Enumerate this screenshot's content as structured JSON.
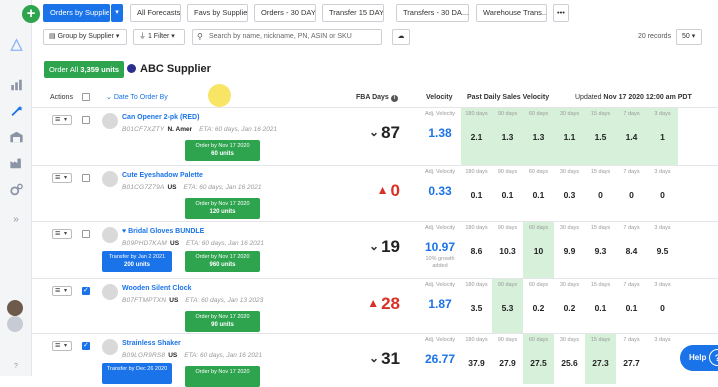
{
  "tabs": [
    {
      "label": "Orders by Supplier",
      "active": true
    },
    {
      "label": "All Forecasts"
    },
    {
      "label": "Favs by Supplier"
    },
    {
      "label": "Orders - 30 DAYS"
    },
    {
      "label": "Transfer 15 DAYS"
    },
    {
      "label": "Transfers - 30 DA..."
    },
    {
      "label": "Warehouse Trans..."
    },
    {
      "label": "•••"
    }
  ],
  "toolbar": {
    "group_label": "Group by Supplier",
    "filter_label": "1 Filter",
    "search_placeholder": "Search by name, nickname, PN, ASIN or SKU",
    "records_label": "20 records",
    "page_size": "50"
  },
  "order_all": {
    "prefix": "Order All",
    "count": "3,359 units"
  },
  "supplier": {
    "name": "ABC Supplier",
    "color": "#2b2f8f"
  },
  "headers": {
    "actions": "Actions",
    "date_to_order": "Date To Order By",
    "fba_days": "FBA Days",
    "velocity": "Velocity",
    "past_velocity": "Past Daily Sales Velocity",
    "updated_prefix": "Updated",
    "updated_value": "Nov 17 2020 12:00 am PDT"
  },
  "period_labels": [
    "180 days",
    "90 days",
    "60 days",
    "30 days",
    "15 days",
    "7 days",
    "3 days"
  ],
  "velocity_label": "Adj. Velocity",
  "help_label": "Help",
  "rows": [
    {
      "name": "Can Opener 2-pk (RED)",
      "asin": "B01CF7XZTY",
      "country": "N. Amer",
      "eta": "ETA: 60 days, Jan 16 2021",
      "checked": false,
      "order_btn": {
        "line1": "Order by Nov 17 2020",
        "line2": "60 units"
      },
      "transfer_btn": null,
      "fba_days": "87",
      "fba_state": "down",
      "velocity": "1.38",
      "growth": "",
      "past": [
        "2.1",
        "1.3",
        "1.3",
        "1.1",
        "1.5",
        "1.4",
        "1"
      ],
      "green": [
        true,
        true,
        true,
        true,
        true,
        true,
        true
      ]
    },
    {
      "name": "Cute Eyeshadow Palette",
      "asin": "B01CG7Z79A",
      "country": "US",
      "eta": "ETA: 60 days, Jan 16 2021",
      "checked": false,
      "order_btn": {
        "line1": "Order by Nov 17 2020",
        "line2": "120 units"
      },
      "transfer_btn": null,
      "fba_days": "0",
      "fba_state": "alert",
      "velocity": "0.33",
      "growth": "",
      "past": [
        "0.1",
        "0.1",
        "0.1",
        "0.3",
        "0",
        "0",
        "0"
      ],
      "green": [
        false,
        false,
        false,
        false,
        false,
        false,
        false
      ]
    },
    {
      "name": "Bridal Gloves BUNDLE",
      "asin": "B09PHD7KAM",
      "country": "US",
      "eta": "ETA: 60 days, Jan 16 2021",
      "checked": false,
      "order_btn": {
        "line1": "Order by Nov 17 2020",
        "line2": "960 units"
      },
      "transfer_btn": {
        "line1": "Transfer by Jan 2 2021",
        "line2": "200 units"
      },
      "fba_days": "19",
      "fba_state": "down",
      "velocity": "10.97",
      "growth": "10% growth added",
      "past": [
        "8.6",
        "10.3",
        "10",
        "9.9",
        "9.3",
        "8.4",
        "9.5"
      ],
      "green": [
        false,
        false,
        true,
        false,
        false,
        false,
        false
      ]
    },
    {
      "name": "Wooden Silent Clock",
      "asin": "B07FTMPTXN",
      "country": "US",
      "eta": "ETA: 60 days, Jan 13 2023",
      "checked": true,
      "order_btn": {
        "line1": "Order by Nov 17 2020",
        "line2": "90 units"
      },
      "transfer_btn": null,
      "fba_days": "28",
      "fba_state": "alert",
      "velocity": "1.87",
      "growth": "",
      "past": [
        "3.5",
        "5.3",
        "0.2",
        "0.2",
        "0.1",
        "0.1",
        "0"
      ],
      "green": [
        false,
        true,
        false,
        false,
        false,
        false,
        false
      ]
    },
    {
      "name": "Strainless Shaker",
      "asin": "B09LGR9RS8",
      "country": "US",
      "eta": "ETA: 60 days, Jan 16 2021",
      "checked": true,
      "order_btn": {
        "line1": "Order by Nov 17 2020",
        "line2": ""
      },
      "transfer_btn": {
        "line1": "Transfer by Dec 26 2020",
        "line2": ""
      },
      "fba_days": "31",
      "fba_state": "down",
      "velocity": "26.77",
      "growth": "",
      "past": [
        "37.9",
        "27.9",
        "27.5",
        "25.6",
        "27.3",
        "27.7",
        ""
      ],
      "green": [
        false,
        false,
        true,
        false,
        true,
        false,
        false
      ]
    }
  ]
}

__________

**TASK DESCRIPTION**.
Make an exact copy of all entries above, dropping the images.

**COMPLETE ANSWER**.
Enumerate this screenshot's content as structured JSON.
{
  "tabs": [
    {
      "label": "Orders by Supplier",
      "active": true
    },
    {
      "label": "All Forecasts"
    },
    {
      "label": "Favs by Supplier"
    },
    {
      "label": "Orders - 30 DAYS"
    },
    {
      "label": "Transfer 15 DAYS"
    },
    {
      "label": "Transfers - 30 DA..."
    },
    {
      "label": "Warehouse Trans..."
    },
    {
      "label": "•••"
    }
  ],
  "toolbar": {
    "group_label": "Group by Supplier",
    "filter_label": "1 Filter",
    "search_placeholder": "Search by name, nickname, PN, ASIN or SKU",
    "records_label": "20 records",
    "page_size": "50"
  },
  "order_all": {
    "prefix": "Order All",
    "count": "3,359 units"
  },
  "supplier": {
    "name": "ABC Supplier",
    "color": "#2b2f8f"
  },
  "headers": {
    "actions": "Actions",
    "date_to_order": "Date To Order By",
    "fba_days": "FBA Days",
    "velocity": "Velocity",
    "past_velocity": "Past Daily Sales Velocity",
    "updated_prefix": "Updated",
    "updated_value": "Nov 17 2020 12:00 am PDT"
  },
  "period_labels": [
    "180 days",
    "90 days",
    "60 days",
    "30 days",
    "15 days",
    "7 days",
    "3 days"
  ],
  "velocity_label": "Adj. Velocity",
  "help_label": "Help",
  "rows": [
    {
      "name": "Can Opener 2-pk (RED)",
      "asin": "B01CF7XZTY",
      "country": "N. Amer",
      "eta": "ETA: 60 days, Jan 16 2021",
      "checked": false,
      "order_btn": {
        "line1": "Order by Nov 17 2020",
        "line2": "60 units"
      },
      "transfer_btn": null,
      "fba_days": "87",
      "fba_state": "down",
      "velocity": "1.38",
      "growth": "",
      "past": [
        "2.1",
        "1.3",
        "1.3",
        "1.1",
        "1.5",
        "1.4",
        "1"
      ],
      "green": [
        true,
        true,
        true,
        true,
        true,
        true,
        true
      ]
    },
    {
      "name": "Cute Eyeshadow Palette",
      "asin": "B01CG7Z79A",
      "country": "US",
      "eta": "ETA: 60 days, Jan 16 2021",
      "checked": false,
      "order_btn": {
        "line1": "Order by Nov 17 2020",
        "line2": "120 units"
      },
      "transfer_btn": null,
      "fba_days": "0",
      "fba_state": "alert",
      "velocity": "0.33",
      "growth": "",
      "past": [
        "0.1",
        "0.1",
        "0.1",
        "0.3",
        "0",
        "0",
        "0"
      ],
      "green": [
        false,
        false,
        false,
        false,
        false,
        false,
        false
      ]
    },
    {
      "name": "Bridal Gloves BUNDLE",
      "asin": "B09PHD7KAM",
      "country": "US",
      "eta": "ETA: 60 days, Jan 16 2021",
      "checked": false,
      "order_btn": {
        "line1": "Order by Nov 17 2020",
        "line2": "960 units"
      },
      "transfer_btn": {
        "line1": "Transfer by Jan 2 2021",
        "line2": "200 units"
      },
      "fba_days": "19",
      "fba_state": "down",
      "velocity": "10.97",
      "growth": "10% growth added",
      "past": [
        "8.6",
        "10.3",
        "10",
        "9.9",
        "9.3",
        "8.4",
        "9.5"
      ],
      "green": [
        false,
        false,
        true,
        false,
        false,
        false,
        false
      ]
    },
    {
      "name": "Wooden Silent Clock",
      "asin": "B07FTMPTXN",
      "country": "US",
      "eta": "ETA: 60 days, Jan 13 2023",
      "checked": true,
      "order_btn": {
        "line1": "Order by Nov 17 2020",
        "line2": "90 units"
      },
      "transfer_btn": null,
      "fba_days": "28",
      "fba_state": "alert",
      "velocity": "1.87",
      "growth": "",
      "past": [
        "3.5",
        "5.3",
        "0.2",
        "0.2",
        "0.1",
        "0.1",
        "0"
      ],
      "green": [
        false,
        true,
        false,
        false,
        false,
        false,
        false
      ]
    },
    {
      "name": "Strainless Shaker",
      "asin": "B09LGR9RS8",
      "country": "US",
      "eta": "ETA: 60 days, Jan 16 2021",
      "checked": true,
      "order_btn": {
        "line1": "Order by Nov 17 2020",
        "line2": ""
      },
      "transfer_btn": {
        "line1": "Transfer by Dec 26 2020",
        "line2": ""
      },
      "fba_days": "31",
      "fba_state": "down",
      "velocity": "26.77",
      "growth": "",
      "past": [
        "37.9",
        "27.9",
        "27.5",
        "25.6",
        "27.3",
        "27.7",
        ""
      ],
      "green": [
        false,
        false,
        true,
        false,
        true,
        false,
        false
      ]
    }
  ]
}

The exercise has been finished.